*Task brief*
Omit the pictures, then reproduce every remaining record exactly.

*Input rows*
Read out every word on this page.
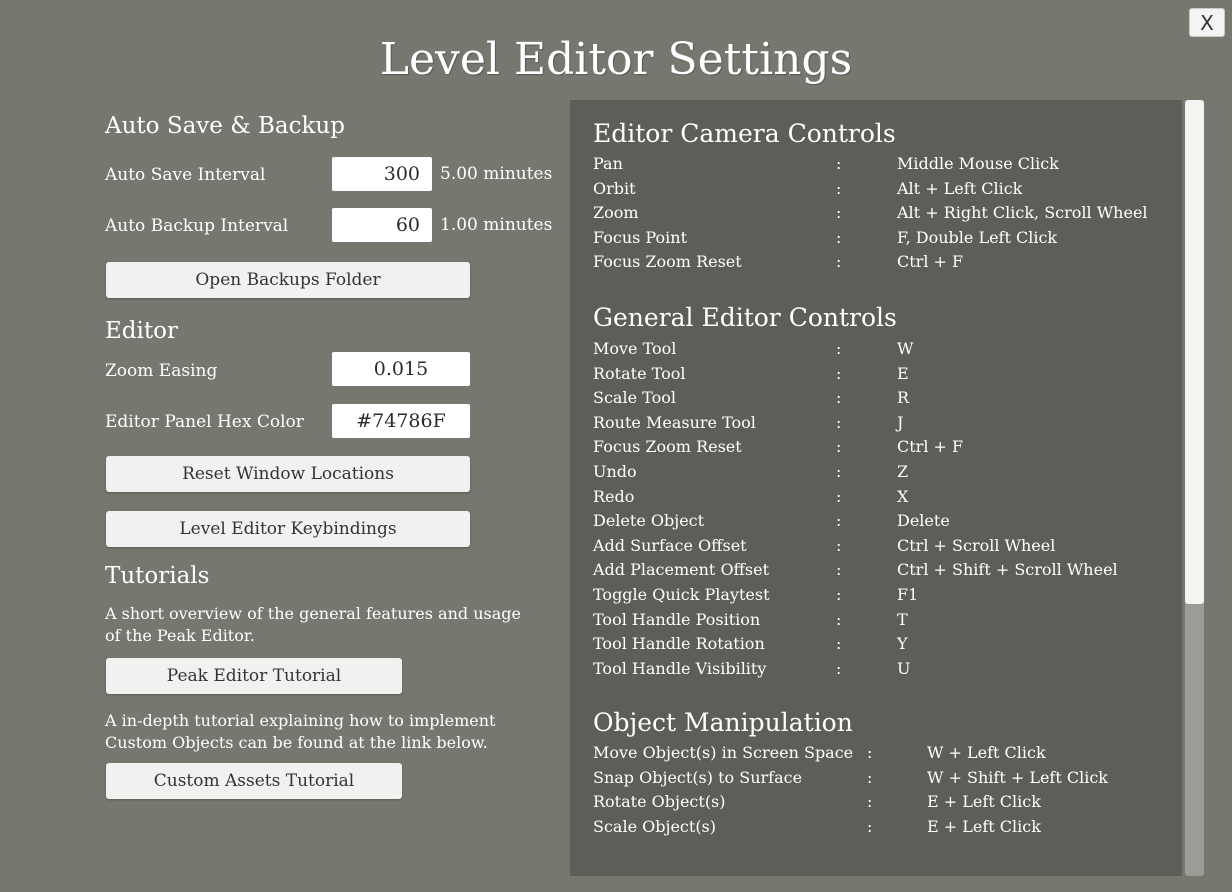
X
Level Editor Settings
Auto Save & Backup
Auto Save Interval	300	5.00 minutes
Auto Backup Interval	60	1.00 minutes
Open Backups Folder
Editor
Zoom Easing	0.015
Editor Panel Hex Color	#74786F
Reset Window Locations
Level Editor Keybindings
Tutorials
A short overview of the general features and usage of the Peak Editor.
Peak Editor Tutorial
A in-depth tutorial explaining how to implement Custom Objects can be found at the link below.
Custom Assets Tutorial
Editor Camera Controls
Pan	:	Middle Mouse Click
Orbit	:	Alt + Left Click
Zoom	:	Alt + Right Click, Scroll Wheel
Focus Point	:	F, Double Left Click
Focus Zoom Reset	:	Ctrl + F
General Editor Controls
Move Tool	:	W
Rotate Tool	:	E
Scale Tool	:	R
Route Measure Tool	:	J
Focus Zoom Reset	:	Ctrl + F
Undo	:	Z
Redo	:	X
Delete Object	:	Delete
Add Surface Offset	:	Ctrl + Scroll Wheel
Add Placement Offset	:	Ctrl + Shift + Scroll Wheel
Toggle Quick Playtest	:	F1
Tool Handle Position	:	T
Tool Handle Rotation	:	Y
Tool Handle Visibility	:	U
Object Manipulation
Move Object(s) in Screen Space :	W + Left Click
Snap Object(s) to Surface	:	W + Shift + Left Click
Rotate Object(s)	:	E + Left Click
Scale Object(s)	:	E + Left Click
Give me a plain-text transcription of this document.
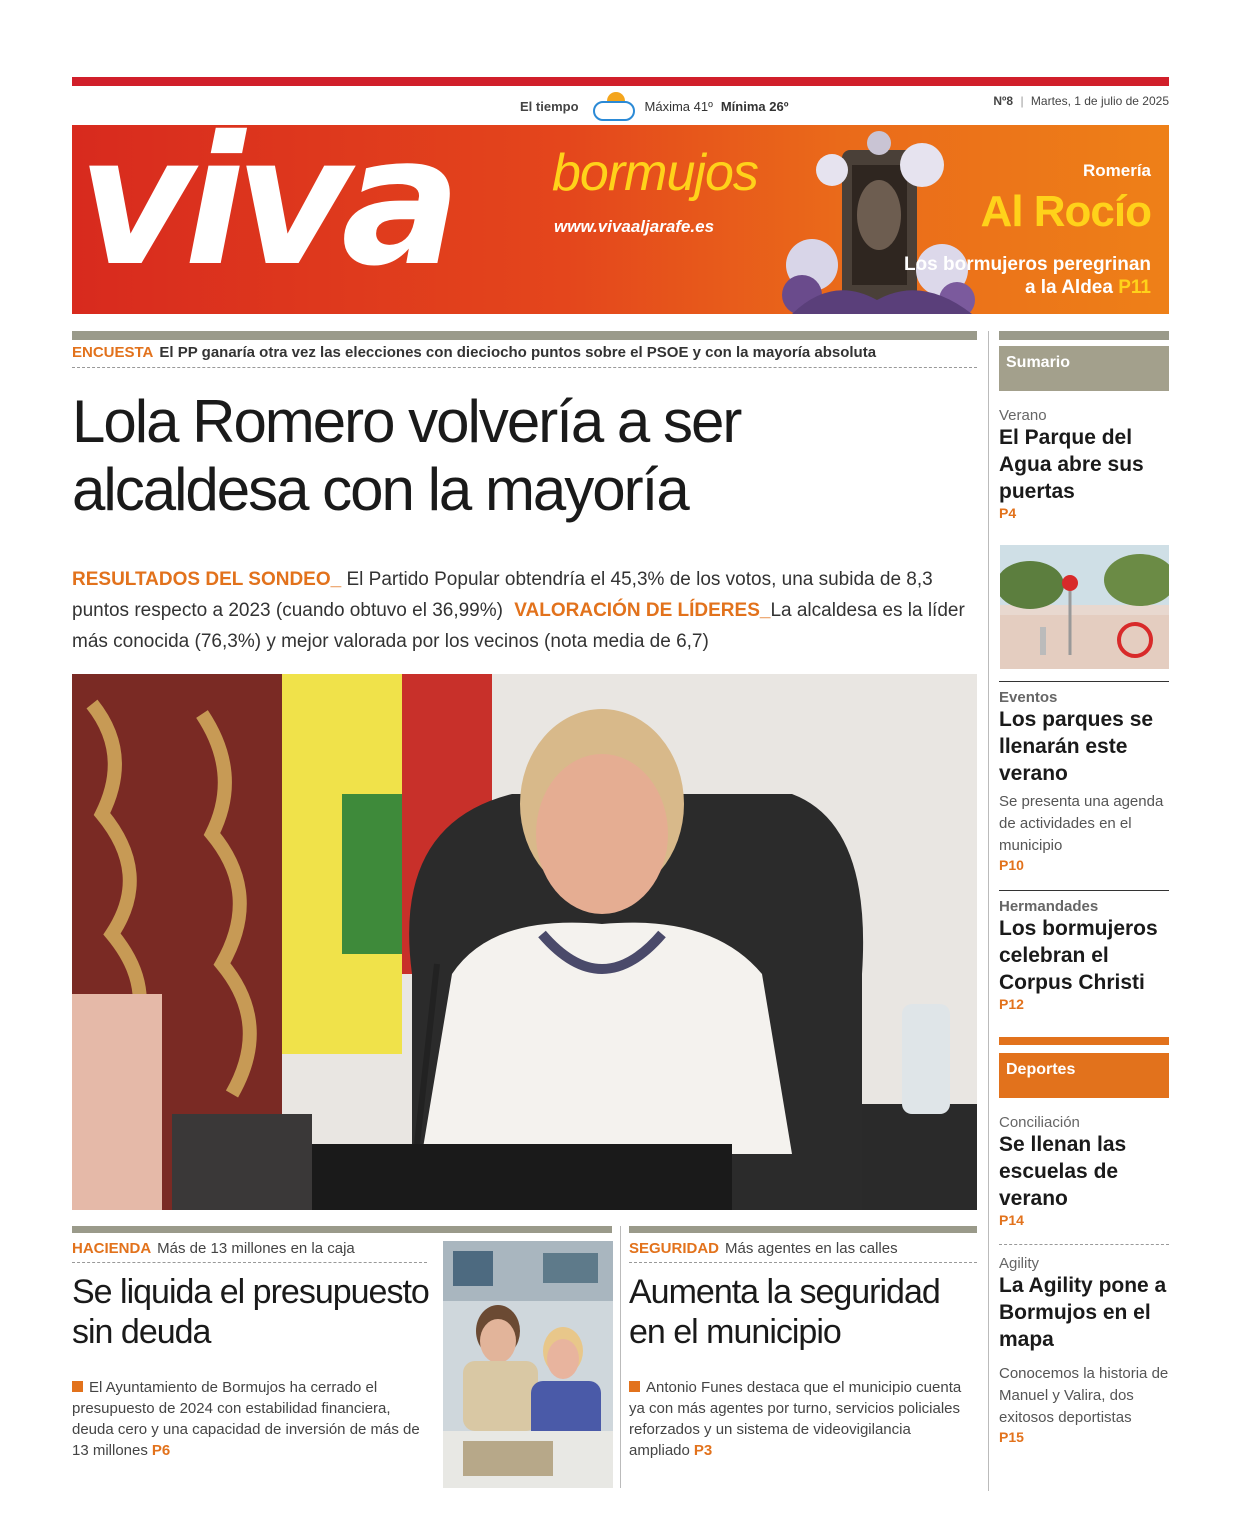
El tiempo	Máxima 41º Mínima 26º	Nº8 | Martes, 1 de julio de 2025
viva bormujos
www.vivaaljarafe.es
Romería
Al Rocío
Los bormujeros peregrinan a la Aldea P11
ENCUESTA El PP ganaría otra vez las elecciones con dieciocho puntos sobre el PSOE y con la mayoría absoluta
Lola Romero volvería a ser alcaldesa con la mayoría
RESULTADOS DEL SONDEO_ El Partido Popular obtendría el 45,3% de los votos, una subida de 8,3 puntos respecto a 2023 (cuando obtuvo el 36,99%) VALORACIÓN DE LÍDERES_La alcaldesa es la líder más conocida (76,3%) y mejor valorada por los vecinos (nota media de 6,7)
HACIENDA Más de 13 millones en la caja
Se liquida el presupuesto sin deuda
El Ayuntamiento de Bormujos ha cerrado el presupuesto de 2024 con estabilidad financiera, deuda cero y una capacidad de inversión de más de 13 millones P6
SEGURIDAD Más agentes en las calles
Aumenta la seguridad en el municipio
Antonio Funes destaca que el municipio cuenta ya con más agentes por turno, servicios policiales reforzados y un sistema de videovigilancia ampliado P3
Sumario
Verano
El Parque del Agua abre sus puertas
P4
Eventos
Los parques se llenarán este verano
Se presenta una agenda de actividades en el municipio
P10
Hermandades
Los bormujeros celebran el Corpus Christi
P12
Deportes
Conciliación
Se llenan las escuelas de verano
P14
Agility
La Agility pone a Bormujos en el mapa
Conocemos la historia de Manuel y Valira, dos exitosos deportistas
P15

*The reply*
Read out every word on this page.
X
Level Editor Settings
Auto Save & Backup
Auto Save Interval	300	5.00 minutes
Auto Backup Interval	60	1.00 minutes
Open Backups Folder
Editor
Zoom Easing	0.015
Editor Panel Hex Color	#74786F
Reset Window Locations
Level Editor Keybindings
Tutorials
A short overview of the general features and usage of the Peak Editor.
Peak Editor Tutorial
A in-depth tutorial explaining how to implement Custom Objects can be found at the link below.
Custom Assets Tutorial
Editor Camera Controls
Pan	:	Middle Mouse Click
Orbit	:	Alt + Left Click
Zoom	:	Alt + Right Click, Scroll Wheel
Focus Point	:	F, Double Left Click
Focus Zoom Reset	:	Ctrl + F
General Editor Controls
Move Tool	:	W
Rotate Tool	:	E
Scale Tool	:	R
Route Measure Tool	:	J
Focus Zoom Reset	:	Ctrl + F
Undo	:	Z
Redo	:	X
Delete Object	:	Delete
Add Surface Offset	:	Ctrl + Scroll Wheel
Add Placement Offset	:	Ctrl + Shift + Scroll Wheel
Toggle Quick Playtest	:	F1
Tool Handle Position	:	T
Tool Handle Rotation	:	Y
Tool Handle Visibility	:	U
Object Manipulation
Move Object(s) in Screen Space :	W + Left Click
Snap Object(s) to Surface	:	W + Shift + Left Click
Rotate Object(s)	:	E + Left Click
Scale Object(s)	:	E + Left Click
Give me a plain-text transcription of this document.
El tiempo	Máxima 41º Mínima 26º	Nº8 | Martes, 1 de julio de 2025
viva bormujos
www.vivaaljarafe.es
Romería
Al Rocío
Los bormujeros peregrinan a la Aldea P11
ENCUESTA El PP ganaría otra vez las elecciones con dieciocho puntos sobre el PSOE y con la mayoría absoluta
Lola Romero volvería a ser alcaldesa con la mayoría
RESULTADOS DEL SONDEO_ El Partido Popular obtendría el 45,3% de los votos, una subida de 8,3 puntos respecto a 2023 (cuando obtuvo el 36,99%) VALORACIÓN DE LÍDERES_La alcaldesa es la líder más conocida (76,3%) y mejor valorada por los vecinos (nota media de 6,7)
HACIENDA Más de 13 millones en la caja
Se liquida el presupuesto sin deuda
El Ayuntamiento de Bormujos ha cerrado el presupuesto de 2024 con estabilidad financiera, deuda cero y una capacidad de inversión de más de 13 millones P6
SEGURIDAD Más agentes en las calles
Aumenta la seguridad en el municipio
Antonio Funes destaca que el municipio cuenta ya con más agentes por turno, servicios policiales reforzados y un sistema de videovigilancia ampliado P3
Sumario
Verano
El Parque del Agua abre sus puertas
P4
Eventos
Los parques se llenarán este verano
Se presenta una agenda de actividades en el municipio
P10
Hermandades
Los bormujeros celebran el Corpus Christi
P12
Deportes
Conciliación
Se llenan las escuelas de verano
P14
Agility
La Agility pone a Bormujos en el mapa
Conocemos la historia de Manuel y Valira, dos exitosos deportistas
P15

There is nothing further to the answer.